►

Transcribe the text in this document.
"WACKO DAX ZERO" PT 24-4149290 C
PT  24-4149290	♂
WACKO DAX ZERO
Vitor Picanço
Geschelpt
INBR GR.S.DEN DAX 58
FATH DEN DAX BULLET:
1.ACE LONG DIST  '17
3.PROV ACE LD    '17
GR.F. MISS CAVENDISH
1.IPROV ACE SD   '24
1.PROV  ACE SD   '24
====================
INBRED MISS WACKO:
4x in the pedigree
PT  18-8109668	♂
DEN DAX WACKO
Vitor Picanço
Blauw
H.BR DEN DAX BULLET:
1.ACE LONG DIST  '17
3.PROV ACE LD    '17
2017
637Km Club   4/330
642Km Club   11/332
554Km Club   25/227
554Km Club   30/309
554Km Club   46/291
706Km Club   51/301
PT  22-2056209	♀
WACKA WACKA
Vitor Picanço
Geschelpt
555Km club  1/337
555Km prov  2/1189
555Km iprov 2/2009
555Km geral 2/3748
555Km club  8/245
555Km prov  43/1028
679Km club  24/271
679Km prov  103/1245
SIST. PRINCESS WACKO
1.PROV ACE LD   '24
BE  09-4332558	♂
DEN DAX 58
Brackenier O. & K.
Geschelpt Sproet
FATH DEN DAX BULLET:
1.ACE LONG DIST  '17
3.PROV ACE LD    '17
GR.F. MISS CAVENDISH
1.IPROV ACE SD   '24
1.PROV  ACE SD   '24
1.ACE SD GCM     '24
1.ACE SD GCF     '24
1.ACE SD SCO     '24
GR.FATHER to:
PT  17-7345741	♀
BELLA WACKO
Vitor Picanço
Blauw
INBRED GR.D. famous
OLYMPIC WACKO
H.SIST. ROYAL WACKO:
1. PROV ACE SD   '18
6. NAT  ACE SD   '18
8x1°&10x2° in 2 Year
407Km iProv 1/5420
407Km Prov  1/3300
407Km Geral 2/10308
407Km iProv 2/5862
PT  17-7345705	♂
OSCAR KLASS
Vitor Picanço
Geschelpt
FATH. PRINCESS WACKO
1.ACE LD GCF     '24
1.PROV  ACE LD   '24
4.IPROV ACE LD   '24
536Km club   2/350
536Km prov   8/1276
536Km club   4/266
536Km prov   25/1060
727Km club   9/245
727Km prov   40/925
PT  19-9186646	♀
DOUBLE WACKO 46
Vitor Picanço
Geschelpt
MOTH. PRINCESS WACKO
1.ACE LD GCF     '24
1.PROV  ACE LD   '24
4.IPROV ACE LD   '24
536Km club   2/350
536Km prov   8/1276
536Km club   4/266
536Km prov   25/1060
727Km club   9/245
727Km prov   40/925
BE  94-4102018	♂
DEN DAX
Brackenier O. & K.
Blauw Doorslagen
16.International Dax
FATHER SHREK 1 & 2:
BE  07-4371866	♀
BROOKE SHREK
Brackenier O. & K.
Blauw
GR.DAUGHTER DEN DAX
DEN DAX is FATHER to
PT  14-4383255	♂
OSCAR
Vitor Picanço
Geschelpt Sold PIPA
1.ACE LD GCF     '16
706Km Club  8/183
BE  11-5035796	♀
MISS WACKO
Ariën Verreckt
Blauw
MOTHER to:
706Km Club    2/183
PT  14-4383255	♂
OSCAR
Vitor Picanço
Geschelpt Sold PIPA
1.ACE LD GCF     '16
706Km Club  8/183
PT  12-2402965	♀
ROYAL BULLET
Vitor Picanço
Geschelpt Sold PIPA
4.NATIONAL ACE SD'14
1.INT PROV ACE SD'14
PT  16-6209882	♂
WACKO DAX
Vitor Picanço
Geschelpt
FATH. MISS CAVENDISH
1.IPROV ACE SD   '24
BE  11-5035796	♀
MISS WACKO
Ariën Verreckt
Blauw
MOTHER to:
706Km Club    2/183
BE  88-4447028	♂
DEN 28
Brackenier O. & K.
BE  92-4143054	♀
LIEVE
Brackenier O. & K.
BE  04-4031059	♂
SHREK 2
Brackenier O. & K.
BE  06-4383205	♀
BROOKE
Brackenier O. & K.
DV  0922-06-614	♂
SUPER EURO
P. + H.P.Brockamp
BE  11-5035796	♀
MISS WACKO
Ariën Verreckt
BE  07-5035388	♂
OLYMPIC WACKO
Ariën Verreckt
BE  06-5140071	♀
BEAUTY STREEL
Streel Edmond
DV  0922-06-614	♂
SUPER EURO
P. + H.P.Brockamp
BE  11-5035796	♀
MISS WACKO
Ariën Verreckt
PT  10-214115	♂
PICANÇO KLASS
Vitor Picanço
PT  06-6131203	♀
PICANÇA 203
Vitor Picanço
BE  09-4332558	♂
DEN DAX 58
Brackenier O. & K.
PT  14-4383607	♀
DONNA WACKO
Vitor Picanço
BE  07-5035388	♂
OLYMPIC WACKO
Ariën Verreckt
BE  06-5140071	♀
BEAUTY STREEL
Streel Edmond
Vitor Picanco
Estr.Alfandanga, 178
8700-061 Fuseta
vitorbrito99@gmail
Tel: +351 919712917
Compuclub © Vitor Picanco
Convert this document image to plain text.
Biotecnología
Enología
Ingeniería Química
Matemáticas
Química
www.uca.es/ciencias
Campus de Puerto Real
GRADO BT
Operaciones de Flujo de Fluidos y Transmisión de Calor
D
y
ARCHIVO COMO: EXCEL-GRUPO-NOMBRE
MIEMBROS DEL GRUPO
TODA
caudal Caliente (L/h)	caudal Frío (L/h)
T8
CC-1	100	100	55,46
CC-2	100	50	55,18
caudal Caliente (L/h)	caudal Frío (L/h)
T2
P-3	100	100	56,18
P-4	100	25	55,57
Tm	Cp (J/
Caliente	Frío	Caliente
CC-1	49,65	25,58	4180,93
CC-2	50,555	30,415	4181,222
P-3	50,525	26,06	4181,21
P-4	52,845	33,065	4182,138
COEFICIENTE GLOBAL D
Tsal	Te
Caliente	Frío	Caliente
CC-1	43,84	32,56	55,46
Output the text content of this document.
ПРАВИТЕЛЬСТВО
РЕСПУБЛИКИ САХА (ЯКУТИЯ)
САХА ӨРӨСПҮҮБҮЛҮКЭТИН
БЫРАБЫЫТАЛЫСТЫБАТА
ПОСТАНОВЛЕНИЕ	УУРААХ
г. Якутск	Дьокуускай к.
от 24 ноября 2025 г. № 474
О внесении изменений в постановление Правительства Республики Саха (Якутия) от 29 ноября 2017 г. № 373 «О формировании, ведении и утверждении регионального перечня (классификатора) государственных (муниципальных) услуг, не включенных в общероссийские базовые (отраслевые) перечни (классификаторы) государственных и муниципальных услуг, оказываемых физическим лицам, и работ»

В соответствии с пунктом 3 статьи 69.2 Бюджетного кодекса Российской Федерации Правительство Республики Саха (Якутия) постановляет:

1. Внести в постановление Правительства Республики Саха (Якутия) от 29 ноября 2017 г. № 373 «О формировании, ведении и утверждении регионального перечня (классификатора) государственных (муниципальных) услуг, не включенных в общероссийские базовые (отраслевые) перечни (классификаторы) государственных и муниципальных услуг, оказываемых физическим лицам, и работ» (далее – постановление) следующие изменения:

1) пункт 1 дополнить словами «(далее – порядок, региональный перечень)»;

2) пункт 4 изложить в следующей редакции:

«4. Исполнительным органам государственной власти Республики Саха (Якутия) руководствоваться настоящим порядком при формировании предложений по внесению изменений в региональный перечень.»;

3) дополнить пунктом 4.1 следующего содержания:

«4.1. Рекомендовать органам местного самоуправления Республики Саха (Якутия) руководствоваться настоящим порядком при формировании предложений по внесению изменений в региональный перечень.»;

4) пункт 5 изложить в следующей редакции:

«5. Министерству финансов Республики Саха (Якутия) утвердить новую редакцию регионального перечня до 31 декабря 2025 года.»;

◄

* **GOAL**: Every line above should be retyped exactly as given.

* **SOLVED PROBLEM**:
Transcribe the text in this document.
"WACKO DAX ZERO" PT 24-4149290 C
PT  24-4149290	♂
WACKO DAX ZERO
Vitor Picanço
Geschelpt
INBR GR.S.DEN DAX 58
FATH DEN DAX BULLET:
1.ACE LONG DIST  '17
3.PROV ACE LD    '17
GR.F. MISS CAVENDISH
1.IPROV ACE SD   '24
1.PROV  ACE SD   '24
====================
INBRED MISS WACKO:
4x in the pedigree
PT  18-8109668	♂
DEN DAX WACKO
Vitor Picanço
Blauw
H.BR DEN DAX BULLET:
1.ACE LONG DIST  '17
3.PROV ACE LD    '17
2017
637Km Club   4/330
642Km Club   11/332
554Km Club   25/227
554Km Club   30/309
554Km Club   46/291
706Km Club   51/301
PT  22-2056209	♀
WACKA WACKA
Vitor Picanço
Geschelpt
555Km club  1/337
555Km prov  2/1189
555Km iprov 2/2009
555Km geral 2/3748
555Km club  8/245
555Km prov  43/1028
679Km club  24/271
679Km prov  103/1245
SIST. PRINCESS WACKO
1.PROV ACE LD   '24
BE  09-4332558	♂
DEN DAX 58
Brackenier O. & K.
Geschelpt Sproet
FATH DEN DAX BULLET:
1.ACE LONG DIST  '17
3.PROV ACE LD    '17
GR.F. MISS CAVENDISH
1.IPROV ACE SD   '24
1.PROV  ACE SD   '24
1.ACE SD GCM     '24
1.ACE SD GCF     '24
1.ACE SD SCO     '24
GR.FATHER to:
PT  17-7345741	♀
BELLA WACKO
Vitor Picanço
Blauw
INBRED GR.D. famous
OLYMPIC WACKO
H.SIST. ROYAL WACKO:
1. PROV ACE SD   '18
6. NAT  ACE SD   '18
8x1°&10x2° in 2 Year
407Km iProv 1/5420
407Km Prov  1/3300
407Km Geral 2/10308
407Km iProv 2/5862
PT  17-7345705	♂
OSCAR KLASS
Vitor Picanço
Geschelpt
FATH. PRINCESS WACKO
1.ACE LD GCF     '24
1.PROV  ACE LD   '24
4.IPROV ACE LD   '24
536Km club   2/350
536Km prov   8/1276
536Km club   4/266
536Km prov   25/1060
727Km club   9/245
727Km prov   40/925
PT  19-9186646	♀
DOUBLE WACKO 46
Vitor Picanço
Geschelpt
MOTH. PRINCESS WACKO
1.ACE LD GCF     '24
1.PROV  ACE LD   '24
4.IPROV ACE LD   '24
536Km club   2/350
536Km prov   8/1276
536Km club   4/266
536Km prov   25/1060
727Km club   9/245
727Km prov   40/925
BE  94-4102018	♂
DEN DAX
Brackenier O. & K.
Blauw Doorslagen
16.International Dax
FATHER SHREK 1 & 2:
BE  07-4371866	♀
BROOKE SHREK
Brackenier O. & K.
Blauw
GR.DAUGHTER DEN DAX
DEN DAX is FATHER to
PT  14-4383255	♂
OSCAR
Vitor Picanço
Geschelpt Sold PIPA
1.ACE LD GCF     '16
706Km Club  8/183
BE  11-5035796	♀
MISS WACKO
Ariën Verreckt
Blauw
MOTHER to:
706Km Club    2/183
PT  14-4383255	♂
OSCAR
Vitor Picanço
Geschelpt Sold PIPA
1.ACE LD GCF     '16
706Km Club  8/183
PT  12-2402965	♀
ROYAL BULLET
Vitor Picanço
Geschelpt Sold PIPA
4.NATIONAL ACE SD'14
1.INT PROV ACE SD'14
PT  16-6209882	♂
WACKO DAX
Vitor Picanço
Geschelpt
FATH. MISS CAVENDISH
1.IPROV ACE SD   '24
BE  11-5035796	♀
MISS WACKO
Ariën Verreckt
Blauw
MOTHER to:
706Km Club    2/183
BE  88-4447028	♂
DEN 28
Brackenier O. & K.
BE  92-4143054	♀
LIEVE
Brackenier O. & K.
BE  04-4031059	♂
SHREK 2
Brackenier O. & K.
BE  06-4383205	♀
BROOKE
Brackenier O. & K.
DV  0922-06-614	♂
SUPER EURO
P. + H.P.Brockamp
BE  11-5035796	♀
MISS WACKO
Ariën Verreckt
BE  07-5035388	♂
OLYMPIC WACKO
Ariën Verreckt
BE  06-5140071	♀
BEAUTY STREEL
Streel Edmond
DV  0922-06-614	♂
SUPER EURO
P. + H.P.Brockamp
BE  11-5035796	♀
MISS WACKO
Ariën Verreckt
PT  10-214115	♂
PICANÇO KLASS
Vitor Picanço
PT  06-6131203	♀
PICANÇA 203
Vitor Picanço
BE  09-4332558	♂
DEN DAX 58
Brackenier O. & K.
PT  14-4383607	♀
DONNA WACKO
Vitor Picanço
BE  07-5035388	♂
OLYMPIC WACKO
Ariën Verreckt
BE  06-5140071	♀
BEAUTY STREEL
Streel Edmond
Vitor Picanco
Estr.Alfandanga, 178
8700-061 Fuseta
vitorbrito99@gmail
Tel: +351 919712917
Compuclub © Vitor Picanco
Convert this document image to plain text.
Biotecnología
Enología
Ingeniería Química
Matemáticas
Química
www.uca.es/ciencias
Campus de Puerto Real
GRADO BT
Operaciones de Flujo de Fluidos y Transmisión de Calor
D
y
ARCHIVO COMO: EXCEL-GRUPO-NOMBRE
MIEMBROS DEL GRUPO
TODA
caudal Caliente (L/h)	caudal Frío (L/h)
T8
CC-1	100	100	55,46
CC-2	100	50	55,18
caudal Caliente (L/h)	caudal Frío (L/h)
T2
P-3	100	100	56,18
P-4	100	25	55,57
Tm	Cp (J/
Caliente	Frío	Caliente
CC-1	49,65	25,58	4180,93
CC-2	50,555	30,415	4181,222
P-3	50,525	26,06	4181,21
P-4	52,845	33,065	4182,138
COEFICIENTE GLOBAL D
Tsal	Te
Caliente	Frío	Caliente
CC-1	43,84	32,56	55,46
Output the text content of this document.
ПРАВИТЕЛЬСТВО
РЕСПУБЛИКИ САХА (ЯКУТИЯ)
САХА ӨРӨСПҮҮБҮЛҮКЭТИН
БЫРАБЫЫТАЛЫСТЫБАТА
ПОСТАНОВЛЕНИЕ	УУРААХ
г. Якутск	Дьокуускай к.
от 24 ноября 2025 г. № 474
О внесении изменений в постановление Правительства Республики Саха (Якутия) от 29 ноября 2017 г. № 373 «О формировании, ведении и утверждении регионального перечня (классификатора) государственных (муниципальных) услуг, не включенных в общероссийские базовые (отраслевые) перечни (классификаторы) государственных и муниципальных услуг, оказываемых физическим лицам, и работ»

В соответствии с пунктом 3 статьи 69.2 Бюджетного кодекса Российской Федерации Правительство Республики Саха (Якутия) постановляет:

1. Внести в постановление Правительства Республики Саха (Якутия) от 29 ноября 2017 г. № 373 «О формировании, ведении и утверждении регионального перечня (классификатора) государственных (муниципальных) услуг, не включенных в общероссийские базовые (отраслевые) перечни (классификаторы) государственных и муниципальных услуг, оказываемых физическим лицам, и работ» (далее – постановление) следующие изменения:

1) пункт 1 дополнить словами «(далее – порядок, региональный перечень)»;

2) пункт 4 изложить в следующей редакции:

«4. Исполнительным органам государственной власти Республики Саха (Якутия) руководствоваться настоящим порядком при формировании предложений по внесению изменений в региональный перечень.»;

3) дополнить пунктом 4.1 следующего содержания:

«4.1. Рекомендовать органам местного самоуправления Республики Саха (Якутия) руководствоваться настоящим порядком при формировании предложений по внесению изменений в региональный перечень.»;

4) пункт 5 изложить в следующей редакции:

«5. Министерству финансов Республики Саха (Якутия) утвердить новую редакцию регионального перечня до 31 декабря 2025 года.»;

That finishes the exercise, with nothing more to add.